((
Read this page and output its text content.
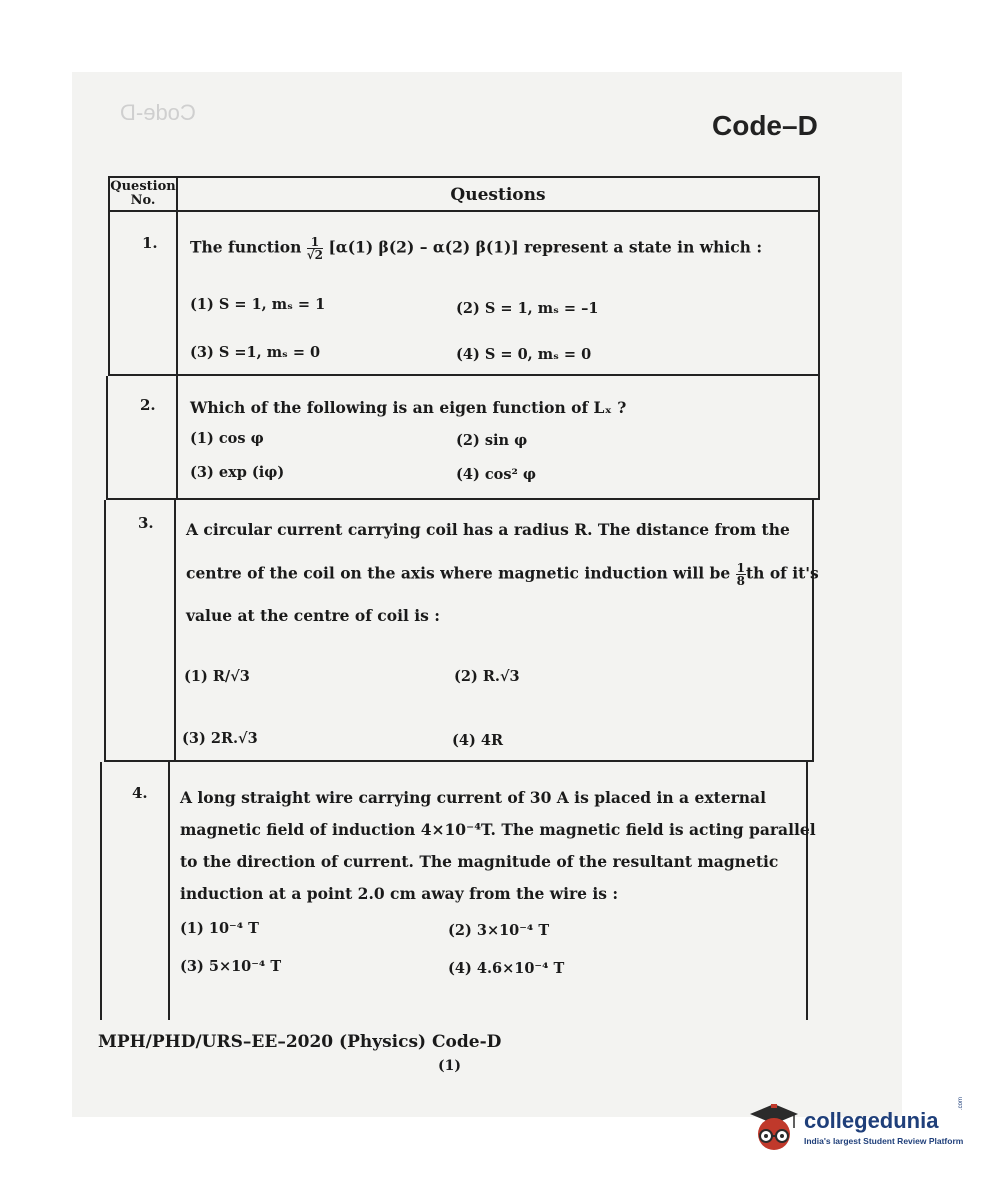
Code-D	Code–D
Question No.	Questions
1. The function $\frac{1}{√2} [\alpha(1)$ β(2) – α(2) β(1)] represent a state in which :
(1) S = 1, mₛ = 1	(2) S = 1, mₛ = –1
(3) S =1, mₛ = 0	(4) S = 0, mₛ = 0
2. Which of the following is an eigen function of Lₓ ?
(1) cos φ	(2) sin φ
(3) exp (iφ)	(4) cos² φ
3. A circular current carrying coil has a radius R. The distance from the
centre of the coil on the axis where magnetic induction will be $\frac{1}{8}$ th of it's
value at the centre of coil is :
(1) R/√3	(2) R.√3
(3) 2R.√3	(4) 4R
4. A long straight wire carrying current of 30 A is placed in a external
magnetic field of induction 4×10⁻⁴T. The magnetic field is acting parallel
to the direction of current. The magnitude of the resultant magnetic
induction at a point 2.0 cm away from the wire is :
(1) 10⁻⁴ T	(2) 3×10⁻⁴ T
(3) 5×10⁻⁴ T	(4) 4.6×10⁻⁴ T
MPH/PHD/URS–EE–2020 (Physics) Code-D
(1)
collegedunia
.com
India's largest Student Review Platform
))
### [WHAT YOU ARE ASKED TO DO]
Each entry should be repeated exactly as it appears; the pictures stay out.

### [ANSWER BELOW]
Read this page and output its text content.
Code-D	Code–D
Question No.	Questions
1. The function $\frac{1}{√2} [\alpha(1)$ β(2) – α(2) β(1)] represent a state in which :
(1) S = 1, mₛ = 1	(2) S = 1, mₛ = –1
(3) S =1, mₛ = 0	(4) S = 0, mₛ = 0
2. Which of the following is an eigen function of Lₓ ?
(1) cos φ	(2) sin φ
(3) exp (iφ)	(4) cos² φ
3. A circular current carrying coil has a radius R. The distance from the
centre of the coil on the axis where magnetic induction will be $\frac{1}{8}$ th of it's
value at the centre of coil is :
(1) R/√3	(2) R.√3
(3) 2R.√3	(4) 4R
4. A long straight wire carrying current of 30 A is placed in a external
magnetic field of induction 4×10⁻⁴T. The magnetic field is acting parallel
to the direction of current. The magnitude of the resultant magnetic
induction at a point 2.0 cm away from the wire is :
(1) 10⁻⁴ T	(2) 3×10⁻⁴ T
(3) 5×10⁻⁴ T	(4) 4.6×10⁻⁴ T
MPH/PHD/URS–EE–2020 (Physics) Code-D
(1)
collegedunia
.com
India's largest Student Review Platform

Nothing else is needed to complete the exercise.